◆ Exercise aim
Take from the listing each line that has the string "Train".

(Data listing)
## BEGIN

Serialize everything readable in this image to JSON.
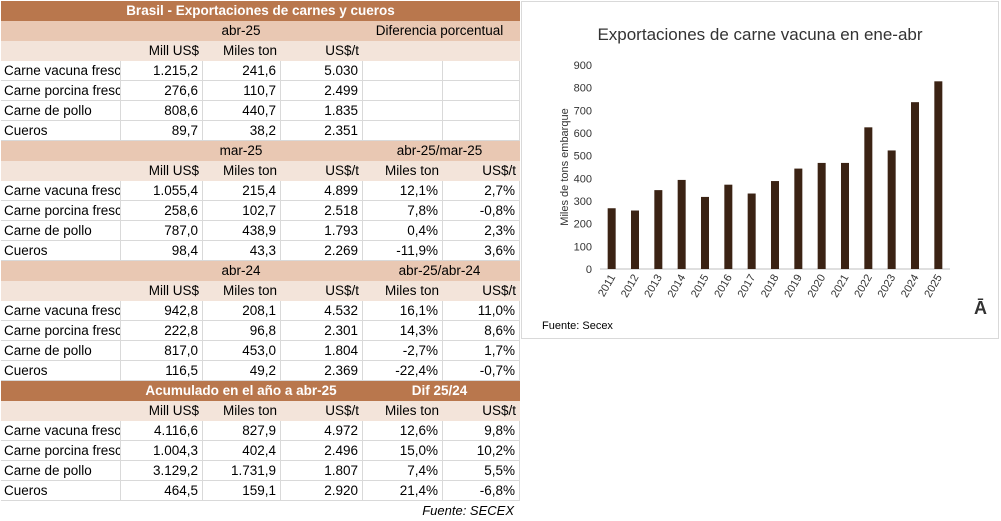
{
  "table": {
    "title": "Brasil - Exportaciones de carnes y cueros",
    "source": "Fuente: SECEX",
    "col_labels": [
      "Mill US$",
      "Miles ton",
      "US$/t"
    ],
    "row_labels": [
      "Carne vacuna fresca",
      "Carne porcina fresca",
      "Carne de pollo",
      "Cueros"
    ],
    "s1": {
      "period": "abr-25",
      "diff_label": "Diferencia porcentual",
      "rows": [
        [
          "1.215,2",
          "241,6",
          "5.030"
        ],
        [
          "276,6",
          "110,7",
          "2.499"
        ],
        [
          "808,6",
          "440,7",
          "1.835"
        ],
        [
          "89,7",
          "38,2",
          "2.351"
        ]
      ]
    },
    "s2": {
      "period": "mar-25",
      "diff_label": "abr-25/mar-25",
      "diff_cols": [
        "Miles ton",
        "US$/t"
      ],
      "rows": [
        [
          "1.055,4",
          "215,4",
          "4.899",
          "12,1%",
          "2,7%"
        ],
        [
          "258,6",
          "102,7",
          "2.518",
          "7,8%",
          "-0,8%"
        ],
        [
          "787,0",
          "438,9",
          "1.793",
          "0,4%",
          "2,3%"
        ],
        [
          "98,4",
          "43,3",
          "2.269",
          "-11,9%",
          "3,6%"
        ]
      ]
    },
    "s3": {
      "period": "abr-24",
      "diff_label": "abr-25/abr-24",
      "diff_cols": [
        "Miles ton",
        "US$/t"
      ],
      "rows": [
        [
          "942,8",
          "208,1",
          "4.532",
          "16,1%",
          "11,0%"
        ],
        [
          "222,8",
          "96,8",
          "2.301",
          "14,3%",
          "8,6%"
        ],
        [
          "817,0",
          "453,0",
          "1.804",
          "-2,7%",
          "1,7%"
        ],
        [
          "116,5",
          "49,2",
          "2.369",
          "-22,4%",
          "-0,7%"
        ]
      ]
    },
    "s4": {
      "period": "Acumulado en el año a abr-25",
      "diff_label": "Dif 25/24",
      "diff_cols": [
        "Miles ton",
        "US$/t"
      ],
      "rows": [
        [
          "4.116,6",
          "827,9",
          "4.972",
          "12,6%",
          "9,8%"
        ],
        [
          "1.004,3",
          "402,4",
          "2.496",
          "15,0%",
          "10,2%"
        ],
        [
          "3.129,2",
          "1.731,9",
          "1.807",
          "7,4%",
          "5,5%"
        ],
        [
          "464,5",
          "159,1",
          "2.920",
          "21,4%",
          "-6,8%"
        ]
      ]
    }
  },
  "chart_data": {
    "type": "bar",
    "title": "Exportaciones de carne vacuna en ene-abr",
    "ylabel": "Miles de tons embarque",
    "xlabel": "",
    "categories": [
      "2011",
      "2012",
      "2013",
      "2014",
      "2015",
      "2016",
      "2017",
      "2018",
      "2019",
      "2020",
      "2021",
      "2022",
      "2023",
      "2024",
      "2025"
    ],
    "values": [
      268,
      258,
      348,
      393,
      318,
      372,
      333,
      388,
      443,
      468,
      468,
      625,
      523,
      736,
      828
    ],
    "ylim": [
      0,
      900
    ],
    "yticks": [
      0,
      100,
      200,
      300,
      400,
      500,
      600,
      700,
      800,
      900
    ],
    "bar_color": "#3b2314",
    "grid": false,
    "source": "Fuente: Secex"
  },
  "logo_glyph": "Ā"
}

## END
## BEGIN

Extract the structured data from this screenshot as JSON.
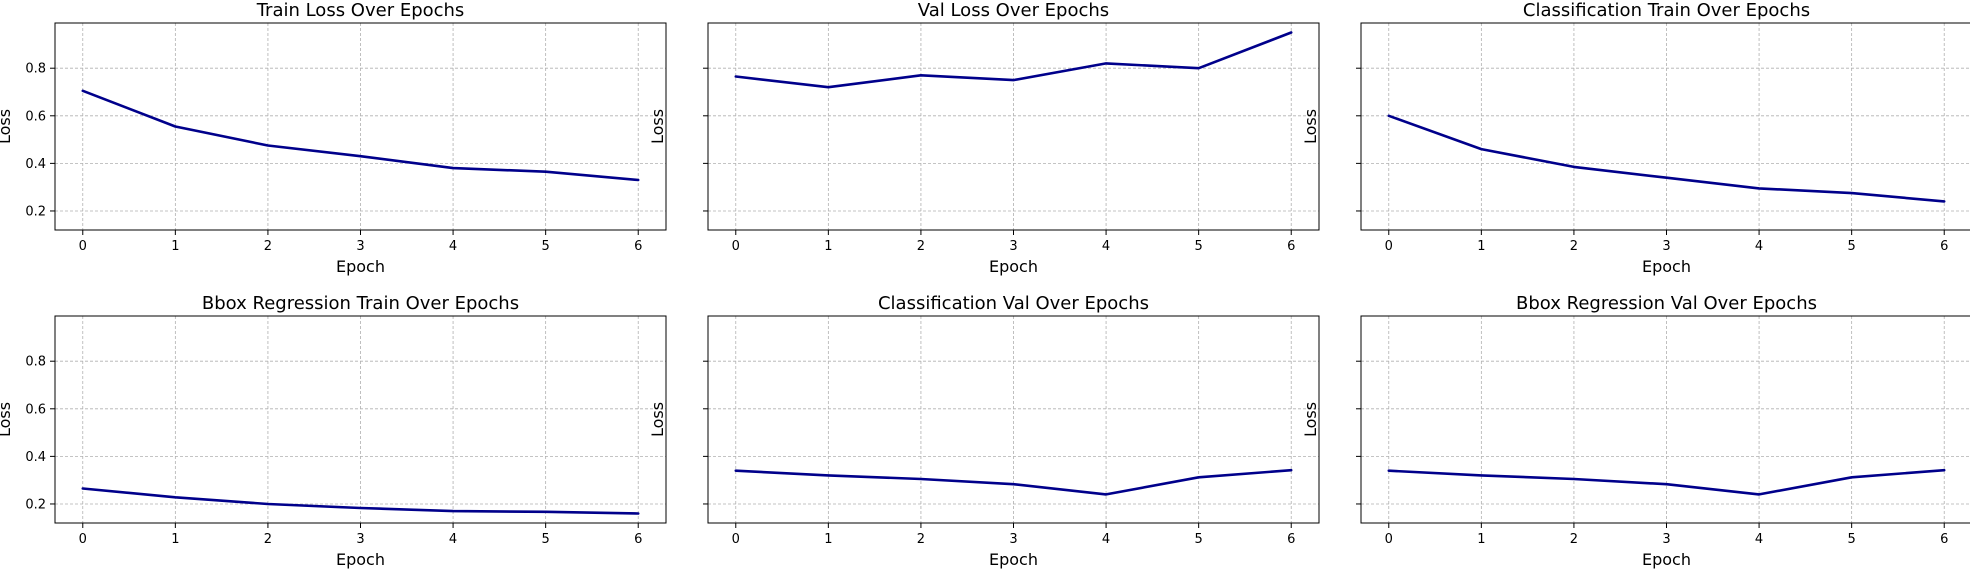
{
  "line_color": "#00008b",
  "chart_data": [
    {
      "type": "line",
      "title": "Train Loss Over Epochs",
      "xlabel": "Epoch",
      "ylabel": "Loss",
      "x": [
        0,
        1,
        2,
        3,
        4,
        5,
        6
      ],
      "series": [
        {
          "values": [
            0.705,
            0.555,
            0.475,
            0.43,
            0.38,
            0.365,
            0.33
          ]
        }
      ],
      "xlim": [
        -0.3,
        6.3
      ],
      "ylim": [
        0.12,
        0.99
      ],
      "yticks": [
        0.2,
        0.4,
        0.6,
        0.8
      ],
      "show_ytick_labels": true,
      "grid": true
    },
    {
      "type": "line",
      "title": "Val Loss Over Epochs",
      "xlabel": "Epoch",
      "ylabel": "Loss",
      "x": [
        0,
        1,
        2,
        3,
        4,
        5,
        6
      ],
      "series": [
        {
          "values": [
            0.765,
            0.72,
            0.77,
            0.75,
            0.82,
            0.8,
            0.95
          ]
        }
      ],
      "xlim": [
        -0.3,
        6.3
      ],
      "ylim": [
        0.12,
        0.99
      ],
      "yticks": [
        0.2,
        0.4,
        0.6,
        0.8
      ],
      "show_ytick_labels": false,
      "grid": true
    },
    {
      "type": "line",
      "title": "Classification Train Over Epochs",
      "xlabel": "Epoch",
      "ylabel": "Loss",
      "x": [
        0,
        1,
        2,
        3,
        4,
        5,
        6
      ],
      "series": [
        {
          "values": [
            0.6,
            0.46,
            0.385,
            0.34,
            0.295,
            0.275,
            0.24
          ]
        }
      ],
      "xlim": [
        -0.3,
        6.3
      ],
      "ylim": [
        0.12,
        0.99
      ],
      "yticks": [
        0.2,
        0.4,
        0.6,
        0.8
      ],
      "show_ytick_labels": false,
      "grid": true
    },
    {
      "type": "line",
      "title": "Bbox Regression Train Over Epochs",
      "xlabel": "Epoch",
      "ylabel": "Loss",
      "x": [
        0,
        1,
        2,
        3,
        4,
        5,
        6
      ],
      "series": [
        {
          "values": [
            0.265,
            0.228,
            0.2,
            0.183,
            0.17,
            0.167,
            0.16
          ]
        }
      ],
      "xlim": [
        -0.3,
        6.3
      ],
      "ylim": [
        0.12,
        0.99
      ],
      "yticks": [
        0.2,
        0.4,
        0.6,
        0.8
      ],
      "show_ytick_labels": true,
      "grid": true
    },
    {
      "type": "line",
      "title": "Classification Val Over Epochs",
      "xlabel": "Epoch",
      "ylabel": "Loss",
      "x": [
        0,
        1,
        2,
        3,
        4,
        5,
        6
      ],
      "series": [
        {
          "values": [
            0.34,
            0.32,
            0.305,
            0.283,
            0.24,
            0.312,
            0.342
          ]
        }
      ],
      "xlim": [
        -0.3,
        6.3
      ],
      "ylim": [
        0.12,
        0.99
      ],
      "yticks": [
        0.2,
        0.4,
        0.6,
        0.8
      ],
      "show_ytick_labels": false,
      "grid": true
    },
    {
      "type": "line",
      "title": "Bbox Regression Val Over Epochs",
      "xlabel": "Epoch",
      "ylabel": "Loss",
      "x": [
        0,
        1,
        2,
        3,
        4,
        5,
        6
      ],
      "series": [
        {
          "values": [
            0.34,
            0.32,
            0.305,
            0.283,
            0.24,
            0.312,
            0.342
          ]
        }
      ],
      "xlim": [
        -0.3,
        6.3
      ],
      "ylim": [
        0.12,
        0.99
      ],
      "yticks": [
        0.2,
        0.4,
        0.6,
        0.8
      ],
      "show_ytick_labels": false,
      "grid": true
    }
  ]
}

## END

◆ Task solution
      "title": "Train Loss Over Epochs",
      "title": "Classification Train Over Epochs",
      "title": "Bbox Regression Train Over Epochs",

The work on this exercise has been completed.